WHAT THE EXERCISE ASKS - Select, from the data, each line where "name" occurs.

Dataset records
:::
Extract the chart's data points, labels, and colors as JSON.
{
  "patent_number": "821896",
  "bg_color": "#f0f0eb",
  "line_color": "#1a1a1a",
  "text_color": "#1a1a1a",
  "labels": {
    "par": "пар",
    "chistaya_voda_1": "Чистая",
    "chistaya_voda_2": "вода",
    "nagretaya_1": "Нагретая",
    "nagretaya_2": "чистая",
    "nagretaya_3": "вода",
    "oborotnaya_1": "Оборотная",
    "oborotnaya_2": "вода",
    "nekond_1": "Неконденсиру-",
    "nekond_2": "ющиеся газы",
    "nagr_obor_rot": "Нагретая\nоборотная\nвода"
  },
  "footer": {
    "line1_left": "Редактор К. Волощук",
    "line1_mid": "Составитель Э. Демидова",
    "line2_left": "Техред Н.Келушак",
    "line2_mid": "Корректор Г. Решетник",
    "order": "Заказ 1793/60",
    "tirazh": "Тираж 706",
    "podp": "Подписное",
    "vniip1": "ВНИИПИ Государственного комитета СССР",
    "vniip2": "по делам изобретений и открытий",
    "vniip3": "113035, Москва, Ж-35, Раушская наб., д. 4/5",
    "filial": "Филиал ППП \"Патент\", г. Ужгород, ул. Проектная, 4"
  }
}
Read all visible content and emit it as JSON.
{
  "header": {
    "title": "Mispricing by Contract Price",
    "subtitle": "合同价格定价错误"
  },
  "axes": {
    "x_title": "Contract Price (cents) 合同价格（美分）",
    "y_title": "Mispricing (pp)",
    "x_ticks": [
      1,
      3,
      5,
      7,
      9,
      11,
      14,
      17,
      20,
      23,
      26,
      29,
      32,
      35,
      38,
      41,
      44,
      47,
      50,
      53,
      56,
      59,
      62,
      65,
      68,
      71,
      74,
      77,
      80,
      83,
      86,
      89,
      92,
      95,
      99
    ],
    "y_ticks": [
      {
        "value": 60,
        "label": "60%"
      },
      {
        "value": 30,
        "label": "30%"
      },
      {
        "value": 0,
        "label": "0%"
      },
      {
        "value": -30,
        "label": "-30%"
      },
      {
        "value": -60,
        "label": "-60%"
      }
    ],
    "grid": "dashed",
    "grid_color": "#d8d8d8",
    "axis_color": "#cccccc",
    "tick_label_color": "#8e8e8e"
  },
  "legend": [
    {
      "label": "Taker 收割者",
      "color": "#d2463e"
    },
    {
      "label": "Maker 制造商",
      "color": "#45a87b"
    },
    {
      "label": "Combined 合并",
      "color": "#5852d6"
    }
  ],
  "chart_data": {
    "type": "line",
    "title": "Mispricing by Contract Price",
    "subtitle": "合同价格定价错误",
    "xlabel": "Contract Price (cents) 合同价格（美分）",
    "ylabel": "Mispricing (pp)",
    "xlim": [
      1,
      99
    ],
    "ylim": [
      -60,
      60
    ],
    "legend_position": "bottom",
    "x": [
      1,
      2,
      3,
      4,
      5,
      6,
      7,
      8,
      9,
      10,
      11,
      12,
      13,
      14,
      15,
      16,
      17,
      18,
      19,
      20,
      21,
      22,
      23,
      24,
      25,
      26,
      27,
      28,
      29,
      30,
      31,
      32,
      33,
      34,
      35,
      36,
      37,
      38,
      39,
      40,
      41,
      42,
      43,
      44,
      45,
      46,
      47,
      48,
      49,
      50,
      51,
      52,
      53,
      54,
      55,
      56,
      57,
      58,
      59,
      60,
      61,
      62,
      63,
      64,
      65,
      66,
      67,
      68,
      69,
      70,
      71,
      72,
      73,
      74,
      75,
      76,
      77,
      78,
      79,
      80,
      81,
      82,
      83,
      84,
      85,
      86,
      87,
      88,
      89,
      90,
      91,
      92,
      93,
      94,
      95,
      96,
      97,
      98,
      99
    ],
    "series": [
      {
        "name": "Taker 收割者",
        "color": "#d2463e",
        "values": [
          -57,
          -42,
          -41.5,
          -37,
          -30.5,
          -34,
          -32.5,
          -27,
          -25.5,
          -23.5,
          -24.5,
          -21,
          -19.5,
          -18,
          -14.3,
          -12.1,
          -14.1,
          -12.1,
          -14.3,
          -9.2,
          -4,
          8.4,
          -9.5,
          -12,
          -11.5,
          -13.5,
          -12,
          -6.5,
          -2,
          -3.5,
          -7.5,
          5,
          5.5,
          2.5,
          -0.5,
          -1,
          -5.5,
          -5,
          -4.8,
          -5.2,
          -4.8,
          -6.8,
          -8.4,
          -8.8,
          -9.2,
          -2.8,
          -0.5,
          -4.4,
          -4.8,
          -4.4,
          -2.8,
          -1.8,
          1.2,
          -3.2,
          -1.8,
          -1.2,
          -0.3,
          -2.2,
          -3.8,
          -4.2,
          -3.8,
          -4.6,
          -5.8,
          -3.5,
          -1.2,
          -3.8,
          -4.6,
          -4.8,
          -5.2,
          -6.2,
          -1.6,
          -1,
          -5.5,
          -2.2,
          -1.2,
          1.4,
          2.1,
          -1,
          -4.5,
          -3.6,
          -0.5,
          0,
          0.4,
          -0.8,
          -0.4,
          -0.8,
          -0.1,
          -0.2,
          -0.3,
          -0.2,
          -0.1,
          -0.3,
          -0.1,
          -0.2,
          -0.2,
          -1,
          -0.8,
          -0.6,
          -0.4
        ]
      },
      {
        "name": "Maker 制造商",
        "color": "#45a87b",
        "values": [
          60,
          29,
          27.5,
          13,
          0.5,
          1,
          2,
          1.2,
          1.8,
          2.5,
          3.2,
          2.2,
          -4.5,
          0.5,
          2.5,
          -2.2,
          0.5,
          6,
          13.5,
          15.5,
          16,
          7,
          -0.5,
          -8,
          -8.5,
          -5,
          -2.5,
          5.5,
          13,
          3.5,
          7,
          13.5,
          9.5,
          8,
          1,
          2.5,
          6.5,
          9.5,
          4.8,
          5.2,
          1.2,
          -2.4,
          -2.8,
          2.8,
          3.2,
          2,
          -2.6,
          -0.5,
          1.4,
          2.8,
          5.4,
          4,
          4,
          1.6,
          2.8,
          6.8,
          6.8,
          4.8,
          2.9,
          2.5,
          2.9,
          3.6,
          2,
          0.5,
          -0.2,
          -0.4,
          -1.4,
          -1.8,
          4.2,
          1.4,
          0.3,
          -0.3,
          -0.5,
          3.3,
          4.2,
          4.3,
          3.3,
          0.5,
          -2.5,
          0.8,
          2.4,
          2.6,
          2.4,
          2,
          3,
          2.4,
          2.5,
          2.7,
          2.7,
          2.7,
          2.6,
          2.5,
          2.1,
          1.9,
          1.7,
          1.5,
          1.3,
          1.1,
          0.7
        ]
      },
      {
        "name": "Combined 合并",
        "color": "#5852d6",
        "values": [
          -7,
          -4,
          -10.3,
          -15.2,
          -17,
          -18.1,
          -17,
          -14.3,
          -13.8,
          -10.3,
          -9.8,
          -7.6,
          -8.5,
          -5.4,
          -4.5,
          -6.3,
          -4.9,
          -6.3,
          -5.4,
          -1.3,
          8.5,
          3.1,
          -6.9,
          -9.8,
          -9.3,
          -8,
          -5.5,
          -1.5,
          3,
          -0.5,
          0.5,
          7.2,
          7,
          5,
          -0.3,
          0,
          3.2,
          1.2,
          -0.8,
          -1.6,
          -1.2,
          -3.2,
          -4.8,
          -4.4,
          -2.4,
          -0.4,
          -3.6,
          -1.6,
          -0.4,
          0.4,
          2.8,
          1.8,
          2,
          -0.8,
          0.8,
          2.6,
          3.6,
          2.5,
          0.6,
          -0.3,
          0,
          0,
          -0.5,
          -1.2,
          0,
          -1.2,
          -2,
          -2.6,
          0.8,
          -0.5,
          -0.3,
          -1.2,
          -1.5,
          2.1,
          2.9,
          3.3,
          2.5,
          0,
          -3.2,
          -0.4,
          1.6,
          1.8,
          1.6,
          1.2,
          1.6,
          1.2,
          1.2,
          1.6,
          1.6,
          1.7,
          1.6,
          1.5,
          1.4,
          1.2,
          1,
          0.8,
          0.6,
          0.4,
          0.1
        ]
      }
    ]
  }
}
:::
EXERCISE RESPONSE -
        "name": "Taker 收割者",
        "name": "Maker 制造商",
        "name": "Combined 合并",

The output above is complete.